--- START ---

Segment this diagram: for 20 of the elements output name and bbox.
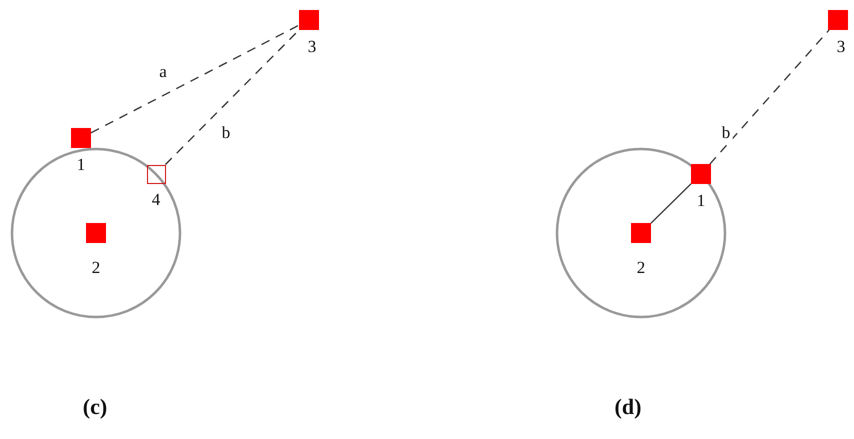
point-number: 2 (636, 259, 646, 277)
dashed-line (709, 30, 830, 164)
dashed-line (90, 24, 300, 134)
point-number: 2 (92, 259, 100, 277)
point-number: 1 (696, 192, 706, 210)
square-marker (828, 10, 848, 30)
point-number: 3 (308, 38, 316, 56)
line (650, 183, 692, 224)
hollow-square-marker (146, 164, 166, 184)
square-marker (86, 223, 106, 243)
square-marker (631, 223, 651, 243)
point-number: 3 (836, 38, 846, 56)
square-marker (691, 164, 711, 184)
square-marker (299, 10, 319, 30)
point-number: 4 (152, 191, 160, 209)
point-number: 1 (76, 156, 86, 174)
panel-label: (c) (82, 395, 108, 419)
square-marker (71, 128, 91, 148)
panel-label: (d) (614, 395, 642, 419)
edge-label: b (720, 124, 732, 142)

--- END ---

Could you render all the material above as a numbered list, skipping any blank lines and leaving the picture out?

▸ CORRECT RESULT
1. Segment this diagram: for 20 of the elements output name and bbox.
2. point-number: 2 (636, 259, 646, 277)
3. dashed-line (709, 30, 830, 164)
4. dashed-line (90, 24, 300, 134)
5. point-number: 2 (92, 259, 100, 277)
6. point-number: 1 (696, 192, 706, 210)
7. square-marker (828, 10, 848, 30)
8. point-number: 3 (308, 38, 316, 56)
9. line (650, 183, 692, 224)
10. hollow-square-marker (146, 164, 166, 184)
11. square-marker (86, 223, 106, 243)
12. square-marker (631, 223, 651, 243)
13. point-number: 3 (836, 38, 846, 56)
14. square-marker (691, 164, 711, 184)
15. square-marker (299, 10, 319, 30)
16. point-number: 4 (152, 191, 160, 209)
17. point-number: 1 (76, 156, 86, 174)
18. panel-label: (c) (82, 395, 108, 419)
19. square-marker (71, 128, 91, 148)
20. panel-label: (d) (614, 395, 642, 419)
21. edge-label: b (720, 124, 732, 142)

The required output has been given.